━━ Materials provided ━━
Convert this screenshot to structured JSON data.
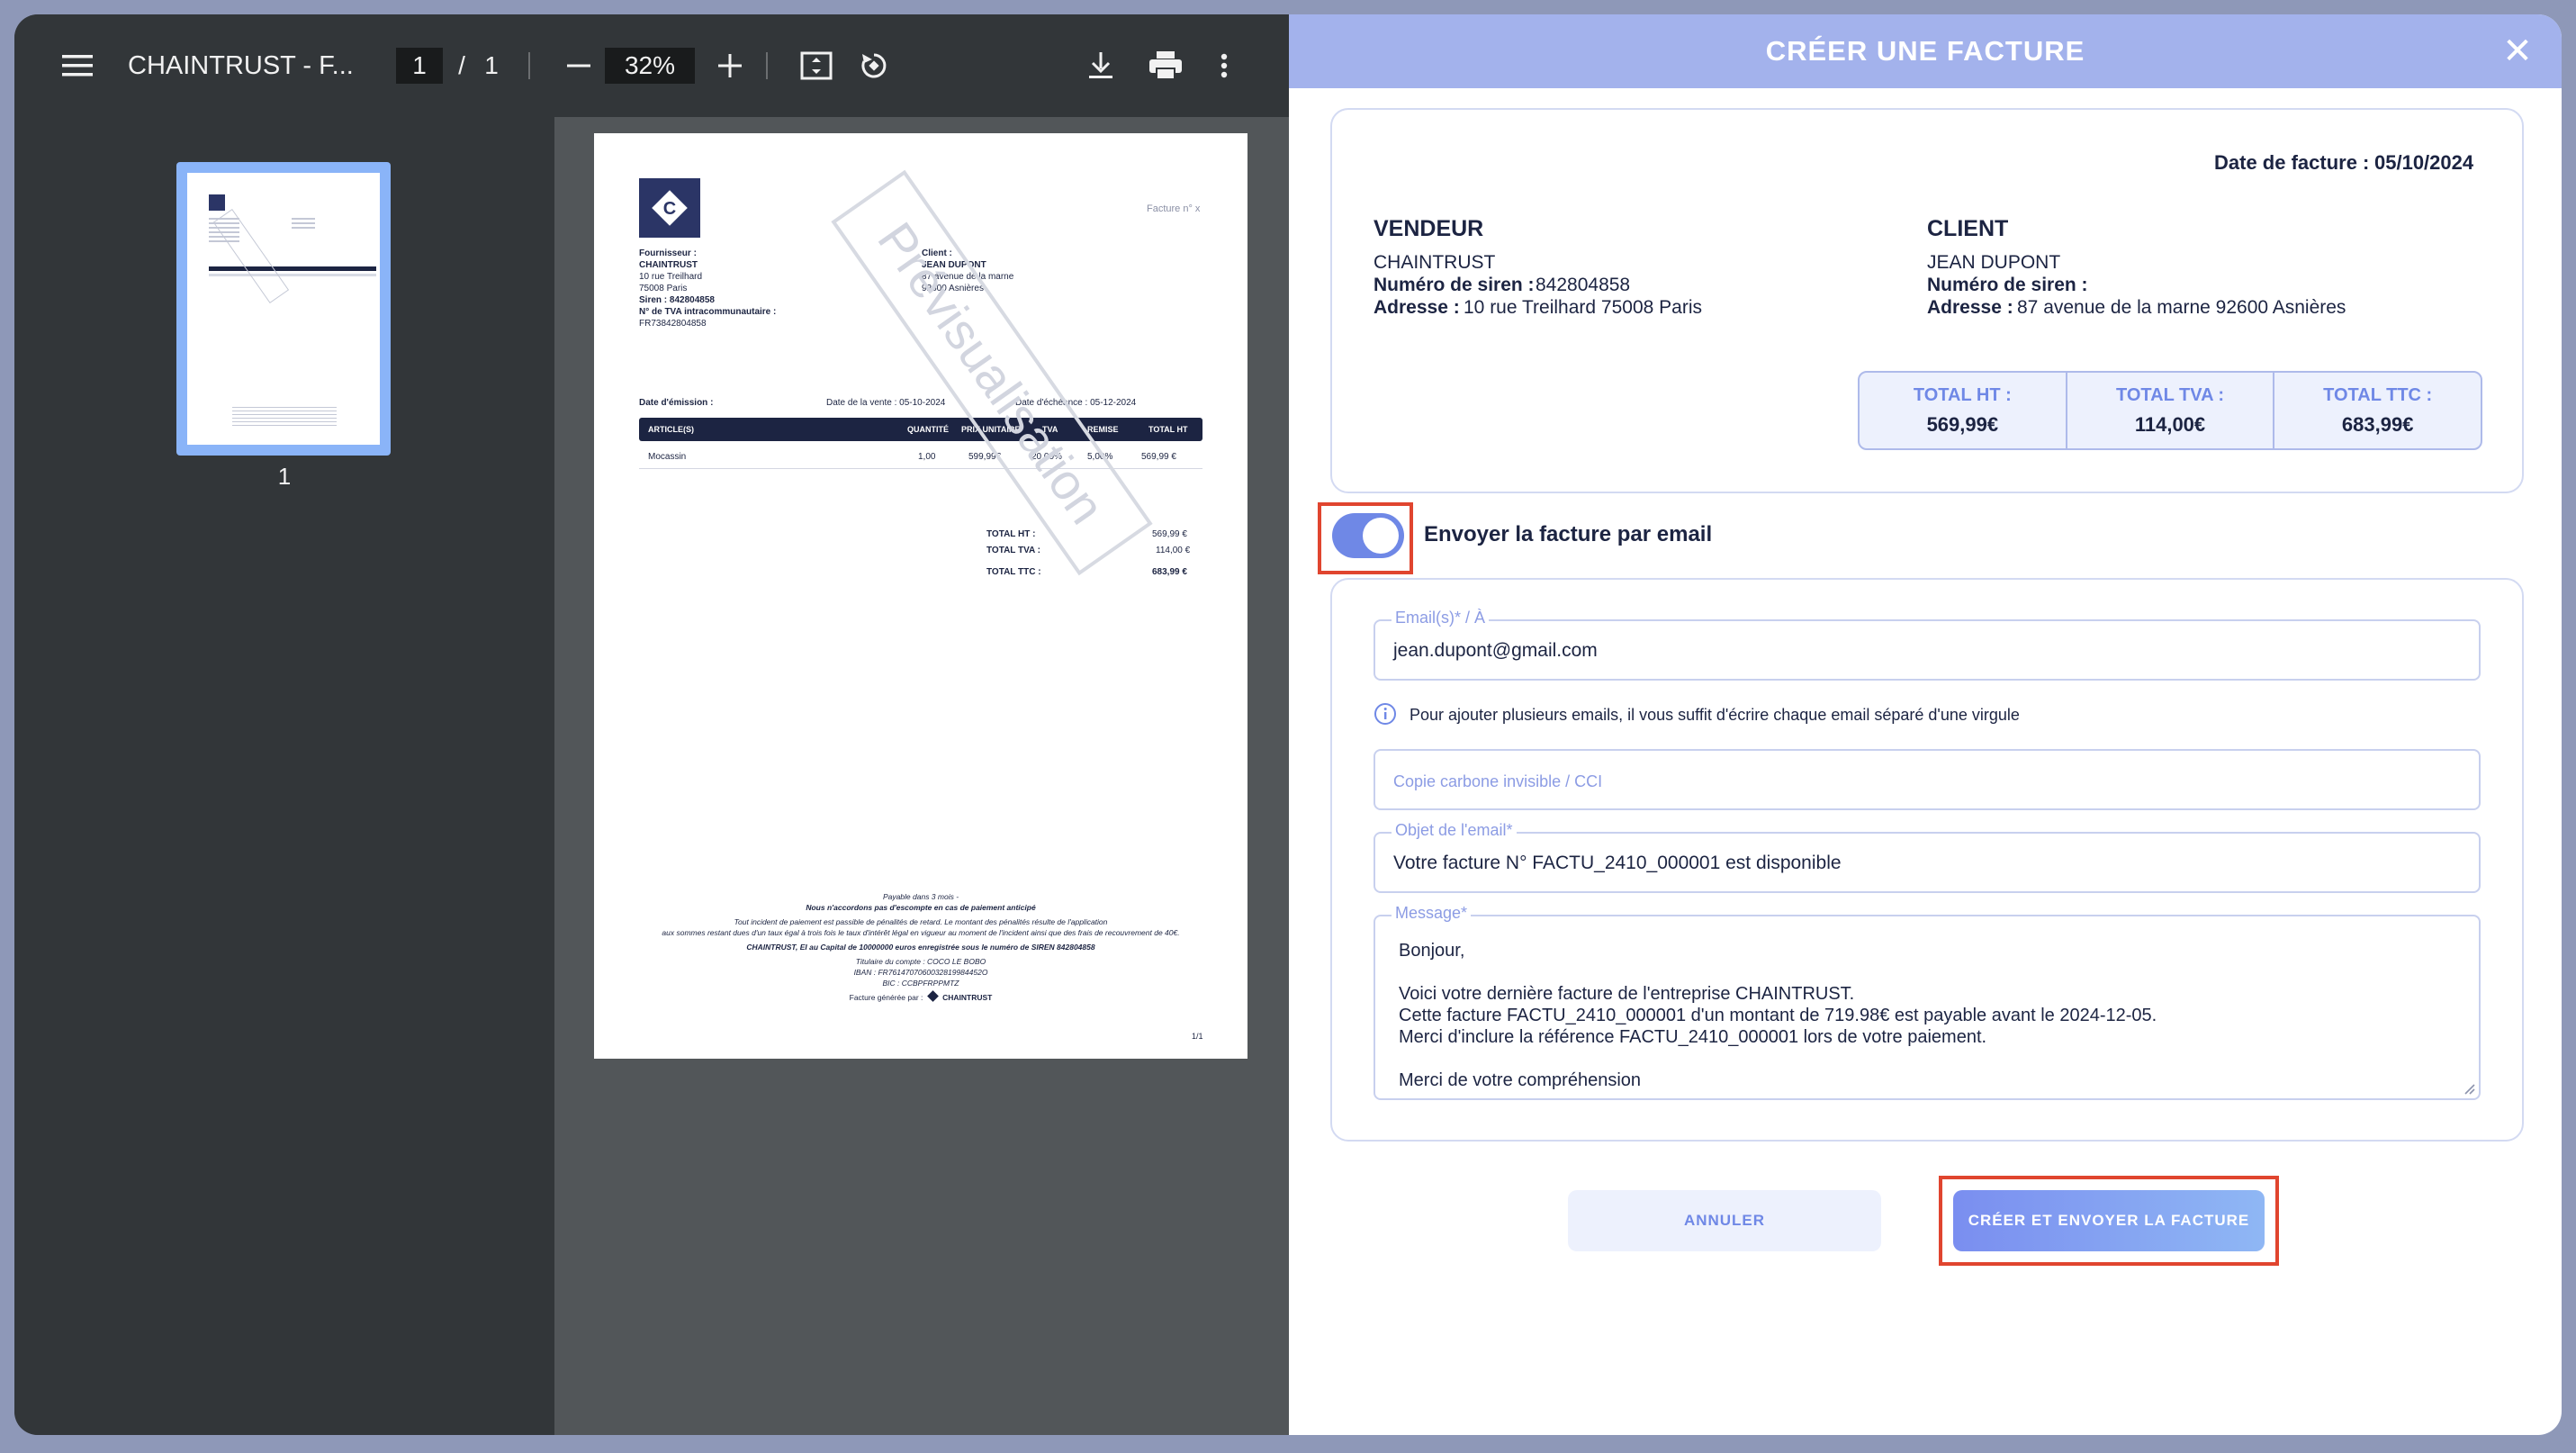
{
  "viewer": {
    "title": "CHAINTRUST - F...",
    "page_current": "1",
    "page_sep": "/",
    "page_total": "1",
    "zoom": "32%",
    "thumb_label": "1"
  },
  "pdf": {
    "invoice_no": "Facture n° x",
    "watermark": "Prévisualisation",
    "supplier_heading": "Fournisseur :",
    "supplier_name": "CHAINTRUST",
    "supplier_addr1": "10 rue Treilhard",
    "supplier_addr2": "75008 Paris",
    "supplier_siren": "Siren : 842804858",
    "supplier_tva_label": "N° de TVA intracommunautaire :",
    "supplier_tva": "FR73842804858",
    "client_heading": "Client :",
    "client_name": "JEAN DUPONT",
    "client_addr1": "87 avenue de la marne",
    "client_addr2": "92600 Asnières",
    "date_emission": "Date d'émission :",
    "date_vente": "Date de la vente : 05-10-2024",
    "date_echeance": "Date d'échéance : 05-12-2024",
    "table_headers": [
      "ARTICLE(S)",
      "QUANTITÉ",
      "PRIX UNITAIRE",
      "TVA",
      "REMISE",
      "TOTAL HT"
    ],
    "row": [
      "Mocassin",
      "1,00",
      "599,99€",
      "20,00%",
      "5,00%",
      "569,99 €"
    ],
    "tot_ht_label": "TOTAL HT :",
    "tot_ht": "569,99 €",
    "tot_tva_label": "TOTAL TVA :",
    "tot_tva": "114,00 €",
    "tot_ttc_label": "TOTAL TTC :",
    "tot_ttc": "683,99 €",
    "foot1": "Payable dans 3 mois -",
    "foot2": "Nous n'accordons pas d'escompte en cas de paiement anticipé",
    "foot3": "Tout incident de paiement est passible de pénalités de retard. Le montant des pénalités résulte de l'application",
    "foot4": "aux sommes restant dues d'un taux égal à trois fois le taux d'intérêt légal en vigueur au moment de l'incident ainsi que des frais de recouvrement de 40€.",
    "foot5": "CHAINTRUST, EI au Capital de 10000000 euros enregistrée sous le numéro de SIREN 842804858",
    "foot6": "Titulaire du compte : COCO LE BOBO",
    "foot7": "IBAN : FR7614707060032819984452O",
    "foot8": "BIC : CCBPFRPPMTZ",
    "foot9": "Facture générée par :",
    "foot_brand": "CHAINTRUST",
    "page_no": "1/1"
  },
  "modal": {
    "title": "CRÉER UNE FACTURE",
    "close": "✕",
    "date_label": "Date de facture  :",
    "date_value": "05/10/2024",
    "seller_heading": "VENDEUR",
    "seller_name": "CHAINTRUST",
    "seller_siren_label": "Numéro de siren :",
    "seller_siren": "842804858",
    "seller_addr_label": "Adresse :",
    "seller_addr": "10 rue Treilhard 75008 Paris",
    "client_heading": "CLIENT",
    "client_name": "JEAN DUPONT",
    "client_siren_label": "Numéro de siren :",
    "client_addr_label": "Adresse :",
    "client_addr": "87 avenue de la marne 92600 Asnières",
    "totals": [
      {
        "label": "TOTAL HT :",
        "value": "569,99€"
      },
      {
        "label": "TOTAL TVA :",
        "value": "114,00€"
      },
      {
        "label": "TOTAL TTC :",
        "value": "683,99€"
      }
    ],
    "toggle_label": "Envoyer la facture par email",
    "toggle_on": true,
    "email_label": "Email(s)* / À",
    "email_value": "jean.dupont@gmail.com",
    "email_hint": "Pour ajouter plusieurs emails, il vous suffit d'écrire chaque email séparé d'une virgule",
    "cci_placeholder": "Copie carbone invisible / CCI",
    "subject_label": "Objet de l'email*",
    "subject_value": "Votre facture N° FACTU_2410_000001 est disponible",
    "message_label": "Message*",
    "message_lines": [
      "Bonjour,",
      "",
      "Voici votre dernière facture de l'entreprise CHAINTRUST.",
      "Cette facture FACTU_2410_000001 d'un montant de 719.98€ est payable avant le 2024-12-05.",
      "Merci d'inclure la référence FACTU_2410_000001 lors de votre paiement.",
      "",
      "Merci de votre compréhension"
    ],
    "cancel_label": "ANNULER",
    "submit_label": "CRÉER ET ENVOYER LA FACTURE"
  },
  "colors": {
    "accent": "#6f88e6",
    "header": "#a3b2ec",
    "highlight": "#e0452f",
    "navy": "#1c2442"
  }
}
━━━
Short exercise
Find every line that includes the string "avenue". Report how many there are and nothing else.

Task output
2